(begin)

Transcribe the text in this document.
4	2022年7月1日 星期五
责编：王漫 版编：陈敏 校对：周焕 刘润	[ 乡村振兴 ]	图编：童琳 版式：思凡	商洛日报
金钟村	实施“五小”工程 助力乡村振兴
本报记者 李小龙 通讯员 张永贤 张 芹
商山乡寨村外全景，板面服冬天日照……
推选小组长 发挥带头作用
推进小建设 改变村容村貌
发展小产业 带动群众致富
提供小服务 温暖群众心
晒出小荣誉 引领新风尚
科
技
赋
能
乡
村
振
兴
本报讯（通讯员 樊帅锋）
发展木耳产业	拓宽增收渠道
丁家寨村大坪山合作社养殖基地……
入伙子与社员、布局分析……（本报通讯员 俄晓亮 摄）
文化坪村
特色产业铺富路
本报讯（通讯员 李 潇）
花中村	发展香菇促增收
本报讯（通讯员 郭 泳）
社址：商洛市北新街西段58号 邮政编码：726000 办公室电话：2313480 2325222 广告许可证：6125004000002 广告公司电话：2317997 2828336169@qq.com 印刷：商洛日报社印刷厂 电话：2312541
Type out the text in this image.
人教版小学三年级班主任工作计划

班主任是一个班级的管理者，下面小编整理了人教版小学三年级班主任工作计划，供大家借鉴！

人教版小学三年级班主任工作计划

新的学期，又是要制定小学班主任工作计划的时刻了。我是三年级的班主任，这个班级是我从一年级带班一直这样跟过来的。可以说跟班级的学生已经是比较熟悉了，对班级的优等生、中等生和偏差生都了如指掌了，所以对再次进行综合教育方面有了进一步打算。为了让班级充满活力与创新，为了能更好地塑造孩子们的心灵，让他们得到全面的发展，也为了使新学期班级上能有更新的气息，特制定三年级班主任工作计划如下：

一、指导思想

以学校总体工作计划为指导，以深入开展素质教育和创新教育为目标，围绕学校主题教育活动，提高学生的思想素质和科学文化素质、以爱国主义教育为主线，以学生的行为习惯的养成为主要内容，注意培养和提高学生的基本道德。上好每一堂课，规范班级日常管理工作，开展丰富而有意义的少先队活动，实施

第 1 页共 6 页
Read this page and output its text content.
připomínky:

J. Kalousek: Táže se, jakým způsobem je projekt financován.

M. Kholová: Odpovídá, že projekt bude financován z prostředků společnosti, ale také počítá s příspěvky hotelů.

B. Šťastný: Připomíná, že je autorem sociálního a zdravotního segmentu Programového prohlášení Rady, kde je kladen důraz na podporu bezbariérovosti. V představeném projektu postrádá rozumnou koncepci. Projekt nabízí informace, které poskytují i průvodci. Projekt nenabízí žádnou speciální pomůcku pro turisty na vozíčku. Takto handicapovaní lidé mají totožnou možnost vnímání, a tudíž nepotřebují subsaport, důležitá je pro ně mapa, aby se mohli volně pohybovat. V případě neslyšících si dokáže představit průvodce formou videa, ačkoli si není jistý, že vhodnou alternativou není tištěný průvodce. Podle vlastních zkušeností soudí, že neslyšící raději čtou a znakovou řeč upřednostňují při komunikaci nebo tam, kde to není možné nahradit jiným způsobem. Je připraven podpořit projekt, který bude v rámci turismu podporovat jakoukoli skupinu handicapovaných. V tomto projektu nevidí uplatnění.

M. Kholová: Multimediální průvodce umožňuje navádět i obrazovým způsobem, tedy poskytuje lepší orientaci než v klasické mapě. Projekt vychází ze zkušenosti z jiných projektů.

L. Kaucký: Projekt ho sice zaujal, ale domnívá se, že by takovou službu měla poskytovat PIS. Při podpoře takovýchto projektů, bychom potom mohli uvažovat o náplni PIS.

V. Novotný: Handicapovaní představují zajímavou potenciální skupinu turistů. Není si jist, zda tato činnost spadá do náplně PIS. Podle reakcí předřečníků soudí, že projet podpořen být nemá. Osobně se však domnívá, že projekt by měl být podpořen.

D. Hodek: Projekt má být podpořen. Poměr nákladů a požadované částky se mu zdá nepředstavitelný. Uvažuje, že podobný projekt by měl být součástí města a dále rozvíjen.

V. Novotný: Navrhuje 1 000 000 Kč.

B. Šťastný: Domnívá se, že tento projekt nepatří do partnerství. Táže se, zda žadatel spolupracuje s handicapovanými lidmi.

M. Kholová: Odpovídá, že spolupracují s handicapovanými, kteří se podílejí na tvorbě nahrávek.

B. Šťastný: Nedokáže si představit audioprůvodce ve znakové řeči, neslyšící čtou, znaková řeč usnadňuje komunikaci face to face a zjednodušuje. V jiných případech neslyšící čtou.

(end)

Only lines with the word "financován" are wanted, so copy each one from the records.

▶ **ANSWER TO THE TASK**:
J. Kalousek: Táže se, jakým způsobem je projekt financován.
M. Kholová: Odpovídá, že projekt bude financován z prostředků společnosti, ale také počítá s příspěvky hotelů.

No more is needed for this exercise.